● **Short problem**
Count lines holding the word "亿欧智库". Only the number is wanted.

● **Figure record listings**
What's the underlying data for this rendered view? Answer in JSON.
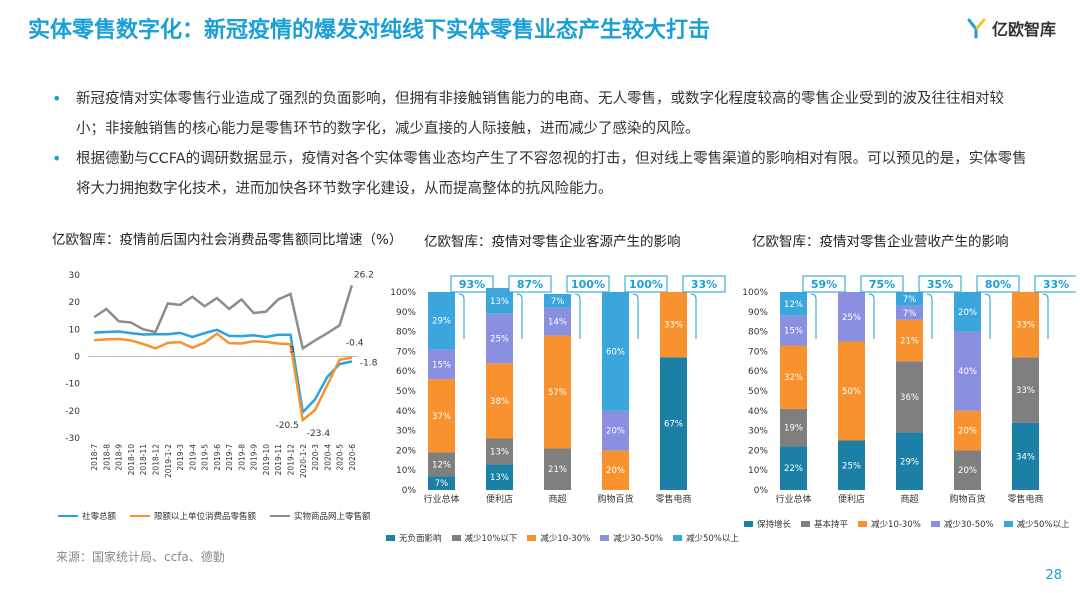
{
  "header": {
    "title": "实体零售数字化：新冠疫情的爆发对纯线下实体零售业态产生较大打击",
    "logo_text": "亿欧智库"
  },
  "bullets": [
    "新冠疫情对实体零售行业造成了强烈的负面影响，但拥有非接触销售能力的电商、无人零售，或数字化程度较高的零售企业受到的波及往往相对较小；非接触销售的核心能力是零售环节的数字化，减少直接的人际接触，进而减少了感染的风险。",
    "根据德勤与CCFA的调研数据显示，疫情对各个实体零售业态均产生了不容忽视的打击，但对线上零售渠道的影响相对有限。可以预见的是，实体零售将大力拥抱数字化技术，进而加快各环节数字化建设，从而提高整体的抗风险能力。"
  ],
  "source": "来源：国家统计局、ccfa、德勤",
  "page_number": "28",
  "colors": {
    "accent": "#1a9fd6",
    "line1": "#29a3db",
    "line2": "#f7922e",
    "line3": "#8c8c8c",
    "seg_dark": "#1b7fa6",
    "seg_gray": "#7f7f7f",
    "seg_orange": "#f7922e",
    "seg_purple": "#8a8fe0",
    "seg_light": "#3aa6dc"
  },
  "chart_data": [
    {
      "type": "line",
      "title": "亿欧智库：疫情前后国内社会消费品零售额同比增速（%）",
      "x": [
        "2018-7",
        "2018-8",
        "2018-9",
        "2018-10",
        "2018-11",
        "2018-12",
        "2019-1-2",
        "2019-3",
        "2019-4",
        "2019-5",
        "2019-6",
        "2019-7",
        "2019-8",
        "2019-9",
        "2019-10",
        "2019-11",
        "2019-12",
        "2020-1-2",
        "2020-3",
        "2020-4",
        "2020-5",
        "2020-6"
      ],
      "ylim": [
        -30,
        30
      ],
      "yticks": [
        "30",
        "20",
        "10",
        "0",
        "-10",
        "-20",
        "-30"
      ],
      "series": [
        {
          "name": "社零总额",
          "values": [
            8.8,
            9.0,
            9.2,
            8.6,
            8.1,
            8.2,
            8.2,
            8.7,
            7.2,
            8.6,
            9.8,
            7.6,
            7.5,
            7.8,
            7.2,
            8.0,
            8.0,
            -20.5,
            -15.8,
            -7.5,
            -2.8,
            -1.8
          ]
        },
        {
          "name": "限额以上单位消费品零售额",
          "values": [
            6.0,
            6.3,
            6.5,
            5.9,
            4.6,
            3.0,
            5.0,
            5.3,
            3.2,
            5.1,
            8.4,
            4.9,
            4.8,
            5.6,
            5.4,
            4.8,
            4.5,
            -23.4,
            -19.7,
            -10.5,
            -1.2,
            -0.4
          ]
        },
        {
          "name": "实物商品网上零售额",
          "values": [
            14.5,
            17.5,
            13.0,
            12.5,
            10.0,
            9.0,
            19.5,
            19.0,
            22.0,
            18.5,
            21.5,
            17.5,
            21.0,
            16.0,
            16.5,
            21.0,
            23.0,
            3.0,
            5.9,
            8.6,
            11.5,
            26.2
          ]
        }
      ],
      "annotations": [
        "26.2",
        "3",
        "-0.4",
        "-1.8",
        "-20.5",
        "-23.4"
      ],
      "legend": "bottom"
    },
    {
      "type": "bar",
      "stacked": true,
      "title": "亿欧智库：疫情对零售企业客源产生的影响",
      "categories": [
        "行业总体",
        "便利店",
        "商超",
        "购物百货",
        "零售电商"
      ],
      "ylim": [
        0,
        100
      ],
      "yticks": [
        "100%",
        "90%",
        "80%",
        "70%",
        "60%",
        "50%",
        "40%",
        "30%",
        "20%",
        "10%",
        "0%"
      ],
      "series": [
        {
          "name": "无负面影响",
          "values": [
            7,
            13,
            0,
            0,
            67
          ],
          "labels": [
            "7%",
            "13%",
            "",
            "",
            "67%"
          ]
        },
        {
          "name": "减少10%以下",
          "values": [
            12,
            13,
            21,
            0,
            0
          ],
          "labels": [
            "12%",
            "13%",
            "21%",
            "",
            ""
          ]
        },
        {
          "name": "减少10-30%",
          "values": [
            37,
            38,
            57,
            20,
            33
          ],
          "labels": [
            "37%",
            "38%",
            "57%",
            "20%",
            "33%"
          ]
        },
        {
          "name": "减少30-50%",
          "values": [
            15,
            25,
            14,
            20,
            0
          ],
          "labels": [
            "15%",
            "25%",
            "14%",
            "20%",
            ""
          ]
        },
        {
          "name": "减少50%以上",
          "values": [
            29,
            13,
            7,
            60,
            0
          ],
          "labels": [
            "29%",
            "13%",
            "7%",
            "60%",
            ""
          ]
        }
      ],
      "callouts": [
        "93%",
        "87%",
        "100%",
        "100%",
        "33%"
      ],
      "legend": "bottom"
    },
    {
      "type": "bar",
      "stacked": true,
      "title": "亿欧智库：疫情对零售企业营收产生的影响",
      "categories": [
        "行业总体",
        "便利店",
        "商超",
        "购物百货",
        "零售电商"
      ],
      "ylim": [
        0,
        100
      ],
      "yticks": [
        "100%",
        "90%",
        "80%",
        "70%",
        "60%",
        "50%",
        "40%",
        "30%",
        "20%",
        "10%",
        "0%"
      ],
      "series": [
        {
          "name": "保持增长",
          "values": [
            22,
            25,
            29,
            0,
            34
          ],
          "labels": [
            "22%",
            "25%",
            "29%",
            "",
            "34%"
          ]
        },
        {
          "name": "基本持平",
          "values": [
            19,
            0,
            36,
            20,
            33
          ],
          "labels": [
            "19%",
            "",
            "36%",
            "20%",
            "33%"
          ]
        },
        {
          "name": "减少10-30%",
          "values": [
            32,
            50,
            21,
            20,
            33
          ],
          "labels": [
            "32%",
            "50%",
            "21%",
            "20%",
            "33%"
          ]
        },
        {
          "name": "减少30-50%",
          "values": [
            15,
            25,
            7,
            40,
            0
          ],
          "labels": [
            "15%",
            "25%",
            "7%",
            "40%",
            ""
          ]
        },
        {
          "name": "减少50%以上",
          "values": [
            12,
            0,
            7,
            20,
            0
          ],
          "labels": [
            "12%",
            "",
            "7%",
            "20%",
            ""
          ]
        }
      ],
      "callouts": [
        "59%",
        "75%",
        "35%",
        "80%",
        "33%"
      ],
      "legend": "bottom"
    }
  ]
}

● **Final answer**
4